BEGIN DATASET EXCERPTS

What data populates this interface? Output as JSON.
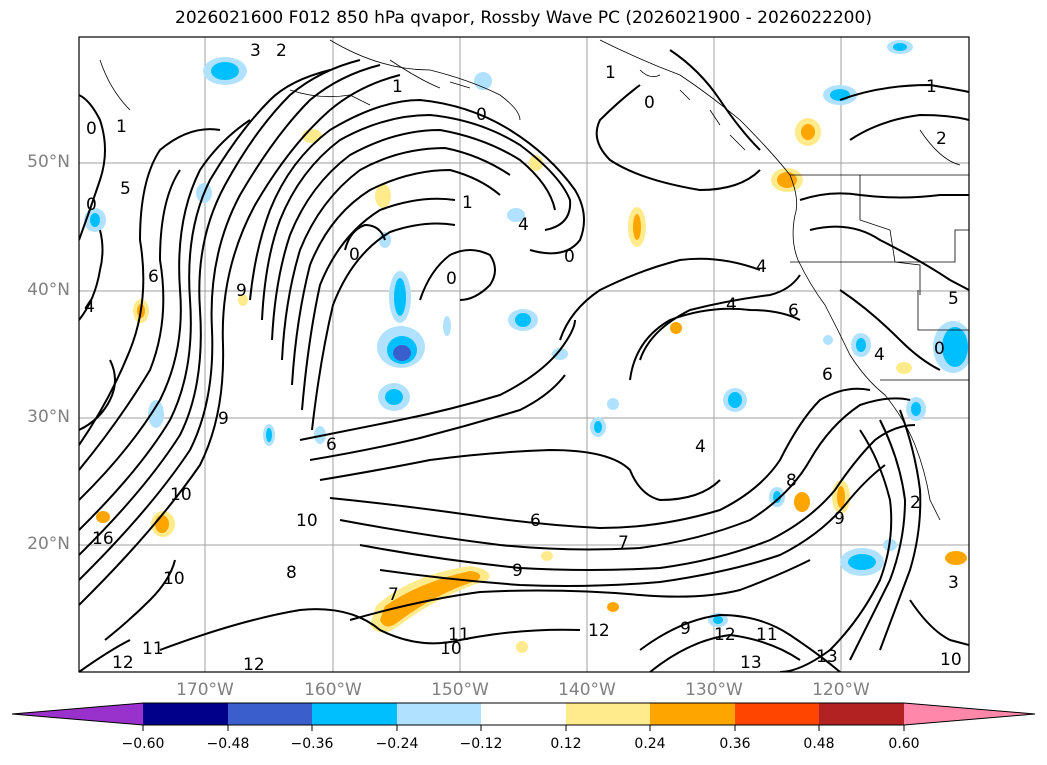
{
  "title": "2026021600 F012 850 hPa qvapor, Rossby Wave PC (2026021900 - 2026022200)",
  "map": {
    "lat_ticks": [
      "50°N",
      "40°N",
      "30°N",
      "20°N"
    ],
    "lon_ticks": [
      "170°W",
      "160°W",
      "150°W",
      "140°W",
      "130°W",
      "120°W"
    ],
    "contour_labels": [
      "3",
      "2",
      "1",
      "0",
      "1",
      "0",
      "1",
      "2",
      "0",
      "1",
      "5",
      "0",
      "6",
      "9",
      "4",
      "1",
      "0",
      "0",
      "4",
      "0",
      "4",
      "6",
      "4",
      "5",
      "0",
      "4",
      "6",
      "9",
      "6",
      "4",
      "8",
      "10",
      "10",
      "16",
      "10",
      "8",
      "7",
      "6",
      "7",
      "9",
      "12",
      "9",
      "12",
      "11",
      "11",
      "12",
      "10",
      "11",
      "13",
      "13",
      "10",
      "9",
      "3",
      "2",
      "12"
    ]
  },
  "colorbar": {
    "colors": [
      "#9932cc",
      "#00008b",
      "#3a5fcd",
      "#00bfff",
      "#b0e2ff",
      "#ffffff",
      "#ffeb8c",
      "#ffa500",
      "#ff4500",
      "#b22222",
      "#ff88aa"
    ],
    "tick_labels": [
      "−0.60",
      "−0.48",
      "−0.36",
      "−0.24",
      "−0.12",
      "0.12",
      "0.24",
      "0.36",
      "0.48",
      "0.60"
    ]
  },
  "colors": {
    "grid": "#a0a0a0",
    "contour": "#000000",
    "tick_text": "#808080"
  }
}
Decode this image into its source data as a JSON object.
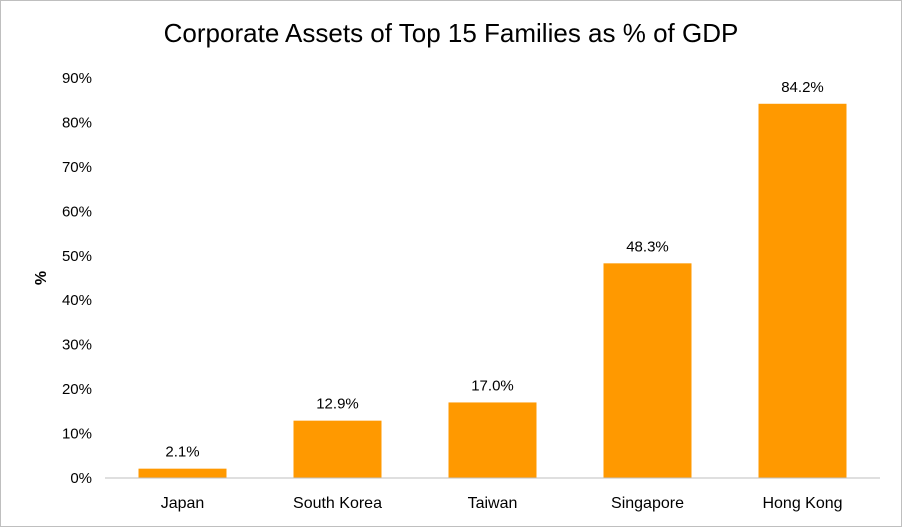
{
  "chart_data": {
    "type": "bar",
    "title": "Corporate Assets  of Top 15 Families as % of GDP",
    "xlabel": "",
    "ylabel": "%",
    "categories": [
      "Japan",
      "South Korea",
      "Taiwan",
      "Singapore",
      "Hong Kong"
    ],
    "values": [
      2.1,
      12.9,
      17.0,
      48.3,
      84.2
    ],
    "data_labels": [
      "2.1%",
      "12.9%",
      "17.0%",
      "48.3%",
      "84.2%"
    ],
    "ylim": [
      0,
      90
    ],
    "yticks": [
      0,
      10,
      20,
      30,
      40,
      50,
      60,
      70,
      80,
      90
    ],
    "ytick_labels": [
      "0%",
      "10%",
      "20%",
      "30%",
      "40%",
      "50%",
      "60%",
      "70%",
      "80%",
      "90%"
    ],
    "grid": false,
    "legend": "none",
    "bar_color": "#FF9900",
    "axis_color": "#bfbfbf"
  }
}
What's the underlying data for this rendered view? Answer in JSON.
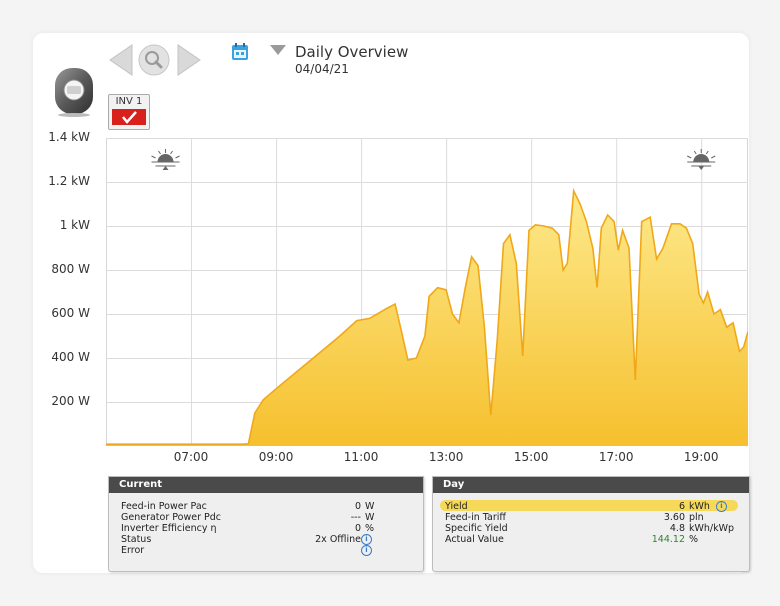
{
  "header": {
    "title": "Daily Overview",
    "date": "04/04/21"
  },
  "inverter": {
    "label": "INV 1",
    "selected": true
  },
  "colors": {
    "curve_stroke": "#f0a818",
    "curve_fill_top": "#fde98c",
    "curve_fill_bottom": "#f6c02e",
    "panel_header": "#4a4a4a",
    "accent_red": "#d8201d",
    "highlight": "#f7d95a"
  },
  "chart_data": {
    "type": "area",
    "y_tick_labels": [
      "1.4 kW",
      "1.2 kW",
      "1 kW",
      "800 W",
      "600 W",
      "400 W",
      "200 W"
    ],
    "y_ticks_w": [
      1400,
      1200,
      1000,
      800,
      600,
      400,
      200
    ],
    "x_tick_labels": [
      "07:00",
      "09:00",
      "11:00",
      "13:00",
      "15:00",
      "17:00",
      "19:00"
    ],
    "x_ticks_h": [
      7,
      9,
      11,
      13,
      15,
      17,
      19
    ],
    "xlim": [
      5.0,
      20.1
    ],
    "ylim": [
      0,
      1400
    ],
    "grid": true,
    "sunrise_hour": 6.4,
    "sunset_hour": 19.0,
    "points": [
      [
        5.0,
        8
      ],
      [
        8.2,
        8
      ],
      [
        8.35,
        10
      ],
      [
        8.5,
        150
      ],
      [
        8.7,
        210
      ],
      [
        9.0,
        260
      ],
      [
        9.5,
        340
      ],
      [
        10.0,
        420
      ],
      [
        10.5,
        500
      ],
      [
        10.9,
        570
      ],
      [
        11.2,
        580
      ],
      [
        11.6,
        625
      ],
      [
        11.8,
        645
      ],
      [
        11.95,
        520
      ],
      [
        12.1,
        390
      ],
      [
        12.3,
        400
      ],
      [
        12.5,
        500
      ],
      [
        12.6,
        680
      ],
      [
        12.8,
        720
      ],
      [
        13.0,
        710
      ],
      [
        13.15,
        600
      ],
      [
        13.3,
        560
      ],
      [
        13.45,
        720
      ],
      [
        13.6,
        860
      ],
      [
        13.75,
        820
      ],
      [
        13.9,
        540
      ],
      [
        14.05,
        140
      ],
      [
        14.2,
        480
      ],
      [
        14.35,
        920
      ],
      [
        14.5,
        960
      ],
      [
        14.65,
        830
      ],
      [
        14.8,
        410
      ],
      [
        14.95,
        980
      ],
      [
        15.1,
        1005
      ],
      [
        15.3,
        1000
      ],
      [
        15.5,
        990
      ],
      [
        15.65,
        960
      ],
      [
        15.75,
        800
      ],
      [
        15.85,
        830
      ],
      [
        16.0,
        1160
      ],
      [
        16.15,
        1100
      ],
      [
        16.3,
        1020
      ],
      [
        16.45,
        900
      ],
      [
        16.55,
        720
      ],
      [
        16.65,
        990
      ],
      [
        16.8,
        1050
      ],
      [
        16.95,
        1020
      ],
      [
        17.05,
        890
      ],
      [
        17.15,
        980
      ],
      [
        17.3,
        900
      ],
      [
        17.45,
        300
      ],
      [
        17.6,
        1020
      ],
      [
        17.8,
        1040
      ],
      [
        17.95,
        850
      ],
      [
        18.1,
        900
      ],
      [
        18.3,
        1010
      ],
      [
        18.5,
        1010
      ],
      [
        18.65,
        990
      ],
      [
        18.8,
        920
      ],
      [
        18.95,
        690
      ],
      [
        19.05,
        650
      ],
      [
        19.15,
        700
      ],
      [
        19.3,
        600
      ],
      [
        19.45,
        620
      ],
      [
        19.6,
        540
      ],
      [
        19.75,
        560
      ],
      [
        19.9,
        430
      ],
      [
        20.0,
        450
      ],
      [
        20.1,
        520
      ]
    ]
  },
  "current_panel": {
    "title": "Current",
    "rows": [
      {
        "label": "Feed-in Power Pac",
        "value": "0",
        "unit": "W"
      },
      {
        "label": "Generator Power Pdc",
        "value": "---",
        "unit": "W"
      },
      {
        "label": "Inverter Efficiency η",
        "value": "0",
        "unit": "%"
      },
      {
        "label": "Status",
        "value": "2x Offline",
        "unit": ""
      },
      {
        "label": "Error",
        "value": "",
        "unit": ""
      }
    ]
  },
  "day_panel": {
    "title": "Day",
    "rows": [
      {
        "label": "Yield",
        "value": "6",
        "unit": "kWh"
      },
      {
        "label": "Feed-in Tariff",
        "value": "3.60",
        "unit": "pln"
      },
      {
        "label": "Specific Yield",
        "value": "4.8",
        "unit": "kWh/kWp"
      },
      {
        "label": "Actual Value",
        "value": "144.12",
        "unit": "%"
      }
    ]
  },
  "icons": {
    "inverter": "inverter-device-icon",
    "prev": "arrow-left-icon",
    "zoom": "magnifier-icon",
    "next": "arrow-right-icon",
    "calendar": "calendar-icon",
    "dropdown": "triangle-down-icon",
    "check": "checkmark-icon",
    "sunrise": "sunrise-icon",
    "sunset": "sunset-icon",
    "info": "info-icon"
  }
}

END DATASET EXCERPTS

## PROBLEM TO WORK ON
Copy the data character for character, but drop all pictures from the copy.

## WRITTEN ANSWER
What data populates this interface? Output as JSON.
{
  "title": "2026021600 F012 850 hPa qvapor, Rossby Wave PC (2026021900 - 2026022200)",
  "map": {
    "lat_ticks": [
      "50°N",
      "40°N",
      "30°N",
      "20°N"
    ],
    "lon_ticks": [
      "170°W",
      "160°W",
      "150°W",
      "140°W",
      "130°W",
      "120°W"
    ],
    "contour_labels": [
      "3",
      "2",
      "1",
      "0",
      "1",
      "0",
      "1",
      "2",
      "0",
      "1",
      "5",
      "0",
      "6",
      "9",
      "4",
      "1",
      "0",
      "0",
      "4",
      "0",
      "4",
      "6",
      "4",
      "5",
      "0",
      "4",
      "6",
      "9",
      "6",
      "4",
      "8",
      "10",
      "10",
      "16",
      "10",
      "8",
      "7",
      "6",
      "7",
      "9",
      "12",
      "9",
      "12",
      "11",
      "11",
      "12",
      "10",
      "11",
      "13",
      "13",
      "10",
      "9",
      "3",
      "2",
      "12"
    ]
  },
  "colorbar": {
    "colors": [
      "#9932cc",
      "#00008b",
      "#3a5fcd",
      "#00bfff",
      "#b0e2ff",
      "#ffffff",
      "#ffeb8c",
      "#ffa500",
      "#ff4500",
      "#b22222",
      "#ff88aa"
    ],
    "tick_labels": [
      "−0.60",
      "−0.48",
      "−0.36",
      "−0.24",
      "−0.12",
      "0.12",
      "0.24",
      "0.36",
      "0.48",
      "0.60"
    ]
  },
  "colors": {
    "grid": "#a0a0a0",
    "contour": "#000000",
    "tick_text": "#808080"
  }
}
Decode this image into its source data as a JSON object.
{
  "chart_data": {
    "type": "bar",
    "title": "Corporate Assets  of Top 15 Families as % of GDP",
    "xlabel": "",
    "ylabel": "%",
    "categories": [
      "Japan",
      "South Korea",
      "Taiwan",
      "Singapore",
      "Hong Kong"
    ],
    "values": [
      2.1,
      12.9,
      17.0,
      48.3,
      84.2
    ],
    "data_labels": [
      "2.1%",
      "12.9%",
      "17.0%",
      "48.3%",
      "84.2%"
    ],
    "ylim": [
      0,
      90
    ],
    "yticks": [
      0,
      10,
      20,
      30,
      40,
      50,
      60,
      70,
      80,
      90
    ],
    "ytick_labels": [
      "0%",
      "10%",
      "20%",
      "30%",
      "40%",
      "50%",
      "60%",
      "70%",
      "80%",
      "90%"
    ],
    "grid": false,
    "legend": "none",
    "bar_color": "#FF9900",
    "axis_color": "#bfbfbf"
  }
}
What's the underlying data for this rendered view? Answer in JSON.
{
  "header": {
    "title": "Daily Overview",
    "date": "04/04/21"
  },
  "inverter": {
    "label": "INV 1",
    "selected": true
  },
  "colors": {
    "curve_stroke": "#f0a818",
    "curve_fill_top": "#fde98c",
    "curve_fill_bottom": "#f6c02e",
    "panel_header": "#4a4a4a",
    "accent_red": "#d8201d",
    "highlight": "#f7d95a"
  },
  "chart_data": {
    "type": "area",
    "y_tick_labels": [
      "1.4 kW",
      "1.2 kW",
      "1 kW",
      "800 W",
      "600 W",
      "400 W",
      "200 W"
    ],
    "y_ticks_w": [
      1400,
      1200,
      1000,
      800,
      600,
      400,
      200
    ],
    "x_tick_labels": [
      "07:00",
      "09:00",
      "11:00",
      "13:00",
      "15:00",
      "17:00",
      "19:00"
    ],
    "x_ticks_h": [
      7,
      9,
      11,
      13,
      15,
      17,
      19
    ],
    "xlim": [
      5.0,
      20.1
    ],
    "ylim": [
      0,
      1400
    ],
    "grid": true,
    "sunrise_hour": 6.4,
    "sunset_hour": 19.0,
    "points": [
      [
        5.0,
        8
      ],
      [
        8.2,
        8
      ],
      [
        8.35,
        10
      ],
      [
        8.5,
        150
      ],
      [
        8.7,
        210
      ],
      [
        9.0,
        260
      ],
      [
        9.5,
        340
      ],
      [
        10.0,
        420
      ],
      [
        10.5,
        500
      ],
      [
        10.9,
        570
      ],
      [
        11.2,
        580
      ],
      [
        11.6,
        625
      ],
      [
        11.8,
        645
      ],
      [
        11.95,
        520
      ],
      [
        12.1,
        390
      ],
      [
        12.3,
        400
      ],
      [
        12.5,
        500
      ],
      [
        12.6,
        680
      ],
      [
        12.8,
        720
      ],
      [
        13.0,
        710
      ],
      [
        13.15,
        600
      ],
      [
        13.3,
        560
      ],
      [
        13.45,
        720
      ],
      [
        13.6,
        860
      ],
      [
        13.75,
        820
      ],
      [
        13.9,
        540
      ],
      [
        14.05,
        140
      ],
      [
        14.2,
        480
      ],
      [
        14.35,
        920
      ],
      [
        14.5,
        960
      ],
      [
        14.65,
        830
      ],
      [
        14.8,
        410
      ],
      [
        14.95,
        980
      ],
      [
        15.1,
        1005
      ],
      [
        15.3,
        1000
      ],
      [
        15.5,
        990
      ],
      [
        15.65,
        960
      ],
      [
        15.75,
        800
      ],
      [
        15.85,
        830
      ],
      [
        16.0,
        1160
      ],
      [
        16.15,
        1100
      ],
      [
        16.3,
        1020
      ],
      [
        16.45,
        900
      ],
      [
        16.55,
        720
      ],
      [
        16.65,
        990
      ],
      [
        16.8,
        1050
      ],
      [
        16.95,
        1020
      ],
      [
        17.05,
        890
      ],
      [
        17.15,
        980
      ],
      [
        17.3,
        900
      ],
      [
        17.45,
        300
      ],
      [
        17.6,
        1020
      ],
      [
        17.8,
        1040
      ],
      [
        17.95,
        850
      ],
      [
        18.1,
        900
      ],
      [
        18.3,
        1010
      ],
      [
        18.5,
        1010
      ],
      [
        18.65,
        990
      ],
      [
        18.8,
        920
      ],
      [
        18.95,
        690
      ],
      [
        19.05,
        650
      ],
      [
        19.15,
        700
      ],
      [
        19.3,
        600
      ],
      [
        19.45,
        620
      ],
      [
        19.6,
        540
      ],
      [
        19.75,
        560
      ],
      [
        19.9,
        430
      ],
      [
        20.0,
        450
      ],
      [
        20.1,
        520
      ]
    ]
  },
  "current_panel": {
    "title": "Current",
    "rows": [
      {
        "label": "Feed-in Power Pac",
        "value": "0",
        "unit": "W"
      },
      {
        "label": "Generator Power Pdc",
        "value": "---",
        "unit": "W"
      },
      {
        "label": "Inverter Efficiency η",
        "value": "0",
        "unit": "%"
      },
      {
        "label": "Status",
        "value": "2x Offline",
        "unit": ""
      },
      {
        "label": "Error",
        "value": "",
        "unit": ""
      }
    ]
  },
  "day_panel": {
    "title": "Day",
    "rows": [
      {
        "label": "Yield",
        "value": "6",
        "unit": "kWh"
      },
      {
        "label": "Feed-in Tariff",
        "value": "3.60",
        "unit": "pln"
      },
      {
        "label": "Specific Yield",
        "value": "4.8",
        "unit": "kWh/kWp"
      },
      {
        "label": "Actual Value",
        "value": "144.12",
        "unit": "%"
      }
    ]
  },
  "icons": {
    "inverter": "inverter-device-icon",
    "prev": "arrow-left-icon",
    "zoom": "magnifier-icon",
    "next": "arrow-right-icon",
    "calendar": "calendar-icon",
    "dropdown": "triangle-down-icon",
    "check": "checkmark-icon",
    "sunrise": "sunrise-icon",
    "sunset": "sunset-icon",
    "info": "info-icon"
  }
}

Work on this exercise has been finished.